YOUR GOAL :: Write out each line beneath this one exactly as it reads.

-------- PROVIDED RECORDS

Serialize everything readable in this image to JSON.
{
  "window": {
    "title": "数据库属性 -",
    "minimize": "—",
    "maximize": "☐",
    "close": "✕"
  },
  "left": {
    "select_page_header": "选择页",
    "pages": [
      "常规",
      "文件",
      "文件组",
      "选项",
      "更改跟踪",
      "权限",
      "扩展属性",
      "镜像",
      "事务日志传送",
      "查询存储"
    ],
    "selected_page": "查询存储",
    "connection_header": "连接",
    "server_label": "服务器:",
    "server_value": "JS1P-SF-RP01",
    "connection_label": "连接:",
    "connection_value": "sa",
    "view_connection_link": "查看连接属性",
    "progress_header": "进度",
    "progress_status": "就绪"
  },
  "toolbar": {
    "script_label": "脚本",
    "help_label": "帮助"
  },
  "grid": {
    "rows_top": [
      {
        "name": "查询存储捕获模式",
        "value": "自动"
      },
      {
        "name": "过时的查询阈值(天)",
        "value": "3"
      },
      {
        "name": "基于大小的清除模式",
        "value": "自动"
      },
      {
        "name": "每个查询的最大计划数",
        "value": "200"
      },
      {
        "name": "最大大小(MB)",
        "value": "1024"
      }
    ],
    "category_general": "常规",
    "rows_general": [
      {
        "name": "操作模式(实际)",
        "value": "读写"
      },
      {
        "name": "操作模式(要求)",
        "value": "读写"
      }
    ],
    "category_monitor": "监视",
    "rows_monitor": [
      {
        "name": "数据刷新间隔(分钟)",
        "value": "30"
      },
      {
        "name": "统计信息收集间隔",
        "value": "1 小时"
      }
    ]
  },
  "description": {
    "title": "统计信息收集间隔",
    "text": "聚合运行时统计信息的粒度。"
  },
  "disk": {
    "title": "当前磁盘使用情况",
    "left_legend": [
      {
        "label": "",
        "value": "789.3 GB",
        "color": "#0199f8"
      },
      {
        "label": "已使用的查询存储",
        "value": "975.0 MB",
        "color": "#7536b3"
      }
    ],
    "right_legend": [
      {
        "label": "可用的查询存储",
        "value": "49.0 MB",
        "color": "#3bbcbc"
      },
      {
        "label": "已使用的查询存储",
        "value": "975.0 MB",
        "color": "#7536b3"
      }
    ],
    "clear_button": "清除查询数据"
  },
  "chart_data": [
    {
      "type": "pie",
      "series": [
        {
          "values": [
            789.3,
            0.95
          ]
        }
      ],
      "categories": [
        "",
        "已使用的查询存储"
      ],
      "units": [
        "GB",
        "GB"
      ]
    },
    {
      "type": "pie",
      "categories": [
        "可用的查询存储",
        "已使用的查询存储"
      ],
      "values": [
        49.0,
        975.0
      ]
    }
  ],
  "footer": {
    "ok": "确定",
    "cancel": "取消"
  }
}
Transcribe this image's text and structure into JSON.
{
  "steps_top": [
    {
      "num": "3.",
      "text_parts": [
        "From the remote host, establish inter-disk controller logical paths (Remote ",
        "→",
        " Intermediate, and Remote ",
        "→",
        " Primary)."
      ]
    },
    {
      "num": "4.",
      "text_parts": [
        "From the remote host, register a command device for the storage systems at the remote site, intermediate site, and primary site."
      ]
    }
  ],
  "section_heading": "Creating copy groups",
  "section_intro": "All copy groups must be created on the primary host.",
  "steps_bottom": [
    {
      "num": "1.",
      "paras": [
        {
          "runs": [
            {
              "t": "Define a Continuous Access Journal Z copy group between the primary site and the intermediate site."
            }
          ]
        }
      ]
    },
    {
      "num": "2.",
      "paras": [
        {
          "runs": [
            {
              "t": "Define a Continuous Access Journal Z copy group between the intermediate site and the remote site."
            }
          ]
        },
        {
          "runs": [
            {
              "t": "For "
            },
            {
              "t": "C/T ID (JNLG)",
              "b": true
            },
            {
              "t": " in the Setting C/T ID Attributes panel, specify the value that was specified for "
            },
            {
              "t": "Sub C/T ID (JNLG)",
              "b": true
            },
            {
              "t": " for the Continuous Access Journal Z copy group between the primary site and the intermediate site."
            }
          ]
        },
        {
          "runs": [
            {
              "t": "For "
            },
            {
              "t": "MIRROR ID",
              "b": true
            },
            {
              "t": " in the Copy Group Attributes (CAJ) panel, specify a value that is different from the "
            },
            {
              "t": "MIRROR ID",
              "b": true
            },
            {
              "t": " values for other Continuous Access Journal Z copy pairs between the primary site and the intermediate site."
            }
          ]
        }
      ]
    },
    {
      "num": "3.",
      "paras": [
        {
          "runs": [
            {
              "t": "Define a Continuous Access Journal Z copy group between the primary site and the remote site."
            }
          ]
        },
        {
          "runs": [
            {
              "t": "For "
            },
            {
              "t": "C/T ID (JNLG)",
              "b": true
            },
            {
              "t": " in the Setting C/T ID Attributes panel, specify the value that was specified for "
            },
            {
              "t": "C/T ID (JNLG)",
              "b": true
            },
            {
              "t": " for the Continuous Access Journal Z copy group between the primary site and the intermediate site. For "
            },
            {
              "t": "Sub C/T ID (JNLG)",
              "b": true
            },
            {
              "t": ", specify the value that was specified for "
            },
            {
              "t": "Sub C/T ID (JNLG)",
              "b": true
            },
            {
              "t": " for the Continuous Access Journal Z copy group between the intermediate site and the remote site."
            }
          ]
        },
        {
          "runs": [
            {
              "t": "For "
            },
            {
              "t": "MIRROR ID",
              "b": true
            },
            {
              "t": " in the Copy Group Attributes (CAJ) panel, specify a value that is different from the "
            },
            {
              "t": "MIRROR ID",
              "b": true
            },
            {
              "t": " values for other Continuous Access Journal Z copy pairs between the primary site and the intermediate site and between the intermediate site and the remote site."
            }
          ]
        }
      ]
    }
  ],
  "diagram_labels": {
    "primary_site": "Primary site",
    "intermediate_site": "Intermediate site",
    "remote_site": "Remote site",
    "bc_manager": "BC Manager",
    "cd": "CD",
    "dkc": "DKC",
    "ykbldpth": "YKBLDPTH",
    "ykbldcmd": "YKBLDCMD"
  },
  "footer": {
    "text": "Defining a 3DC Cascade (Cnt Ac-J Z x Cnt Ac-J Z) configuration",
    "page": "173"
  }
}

----------------

CORRECT ANSWER ::
Serialize everything readable in this image to JSON.
{
  "window": {
    "title": "数据库属性 -",
    "minimize": "—",
    "maximize": "☐",
    "close": "✕"
  },
  "left": {
    "select_page_header": "选择页",
    "pages": [
      "常规",
      "文件",
      "文件组",
      "选项",
      "更改跟踪",
      "权限",
      "扩展属性",
      "镜像",
      "事务日志传送",
      "查询存储"
    ],
    "selected_page": "查询存储",
    "connection_header": "连接",
    "server_label": "服务器:",
    "server_value": "JS1P-SF-RP01",
    "connection_label": "连接:",
    "connection_value": "sa",
    "view_connection_link": "查看连接属性",
    "progress_header": "进度",
    "progress_status": "就绪"
  },
  "toolbar": {
    "script_label": "脚本",
    "help_label": "帮助"
  },
  "grid": {
    "rows_top": [
      {
        "name": "查询存储捕获模式",
        "value": "自动"
      },
      {
        "name": "过时的查询阈值(天)",
        "value": "3"
      },
      {
        "name": "基于大小的清除模式",
        "value": "自动"
      },
      {
        "name": "每个查询的最大计划数",
        "value": "200"
      },
      {
        "name": "最大大小(MB)",
        "value": "1024"
      }
    ],
    "category_general": "常规",
    "rows_general": [
      {
        "name": "操作模式(实际)",
        "value": "读写"
      },
      {
        "name": "操作模式(要求)",
        "value": "读写"
      }
    ],
    "category_monitor": "监视",
    "rows_monitor": [
      {
        "name": "数据刷新间隔(分钟)",
        "value": "30"
      },
      {
        "name": "统计信息收集间隔",
        "value": "1 小时"
      }
    ]
  },
  "description": {
    "title": "统计信息收集间隔",
    "text": "聚合运行时统计信息的粒度。"
  },
  "disk": {
    "title": "当前磁盘使用情况",
    "left_legend": [
      {
        "label": "",
        "value": "789.3 GB",
        "color": "#0199f8"
      },
      {
        "label": "已使用的查询存储",
        "value": "975.0 MB",
        "color": "#7536b3"
      }
    ],
    "right_legend": [
      {
        "label": "可用的查询存储",
        "value": "49.0 MB",
        "color": "#3bbcbc"
      },
      {
        "label": "已使用的查询存储",
        "value": "975.0 MB",
        "color": "#7536b3"
      }
    ],
    "clear_button": "清除查询数据"
  },
  "chart_data": [
    {
      "type": "pie",
      "series": [
        {
          "values": [
            789.3,
            0.95
          ]
        }
      ],
      "categories": [
        "",
        "已使用的查询存储"
      ],
      "units": [
        "GB",
        "GB"
      ]
    },
    {
      "type": "pie",
      "categories": [
        "可用的查询存储",
        "已使用的查询存储"
      ],
      "values": [
        49.0,
        975.0
      ]
    }
  ],
  "footer": {
    "ok": "确定",
    "cancel": "取消"
  }
}
Transcribe this image's text and structure into JSON.
{
  "steps_top": [
    {
      "num": "3.",
      "text_parts": [
        "From the remote host, establish inter-disk controller logical paths (Remote ",
        "→",
        " Intermediate, and Remote ",
        "→",
        " Primary)."
      ]
    },
    {
      "num": "4.",
      "text_parts": [
        "From the remote host, register a command device for the storage systems at the remote site, intermediate site, and primary site."
      ]
    }
  ],
  "section_heading": "Creating copy groups",
  "section_intro": "All copy groups must be created on the primary host.",
  "steps_bottom": [
    {
      "num": "1.",
      "paras": [
        {
          "runs": [
            {
              "t": "Define a Continuous Access Journal Z copy group between the primary site and the intermediate site."
            }
          ]
        }
      ]
    },
    {
      "num": "2.",
      "paras": [
        {
          "runs": [
            {
              "t": "Define a Continuous Access Journal Z copy group between the intermediate site and the remote site."
            }
          ]
        },
        {
          "runs": [
            {
              "t": "For "
            },
            {
              "t": "C/T ID (JNLG)",
              "b": true
            },
            {
              "t": " in the Setting C/T ID Attributes panel, specify the value that was specified for "
            },
            {
              "t": "Sub C/T ID (JNLG)",
              "b": true
            },
            {
              "t": " for the Continuous Access Journal Z copy group between the primary site and the intermediate site."
            }
          ]
        },
        {
          "runs": [
            {
              "t": "For "
            },
            {
              "t": "MIRROR ID",
              "b": true
            },
            {
              "t": " in the Copy Group Attributes (CAJ) panel, specify a value that is different from the "
            },
            {
              "t": "MIRROR ID",
              "b": true
            },
            {
              "t": " values for other Continuous Access Journal Z copy pairs between the primary site and the intermediate site."
            }
          ]
        }
      ]
    },
    {
      "num": "3.",
      "paras": [
        {
          "runs": [
            {
              "t": "Define a Continuous Access Journal Z copy group between the primary site and the remote site."
            }
          ]
        },
        {
          "runs": [
            {
              "t": "For "
            },
            {
              "t": "C/T ID (JNLG)",
              "b": true
            },
            {
              "t": " in the Setting C/T ID Attributes panel, specify the value that was specified for "
            },
            {
              "t": "C/T ID (JNLG)",
              "b": true
            },
            {
              "t": " for the Continuous Access Journal Z copy group between the primary site and the intermediate site. For "
            },
            {
              "t": "Sub C/T ID (JNLG)",
              "b": true
            },
            {
              "t": ", specify the value that was specified for "
            },
            {
              "t": "Sub C/T ID (JNLG)",
              "b": true
            },
            {
              "t": " for the Continuous Access Journal Z copy group between the intermediate site and the remote site."
            }
          ]
        },
        {
          "runs": [
            {
              "t": "For "
            },
            {
              "t": "MIRROR ID",
              "b": true
            },
            {
              "t": " in the Copy Group Attributes (CAJ) panel, specify a value that is different from the "
            },
            {
              "t": "MIRROR ID",
              "b": true
            },
            {
              "t": " values for other Continuous Access Journal Z copy pairs between the primary site and the intermediate site and between the intermediate site and the remote site."
            }
          ]
        }
      ]
    }
  ],
  "diagram_labels": {
    "primary_site": "Primary site",
    "intermediate_site": "Intermediate site",
    "remote_site": "Remote site",
    "bc_manager": "BC Manager",
    "cd": "CD",
    "dkc": "DKC",
    "ykbldpth": "YKBLDPTH",
    "ykbldcmd": "YKBLDCMD"
  },
  "footer": {
    "text": "Defining a 3DC Cascade (Cnt Ac-J Z x Cnt Ac-J Z) configuration",
    "page": "173"
  }
}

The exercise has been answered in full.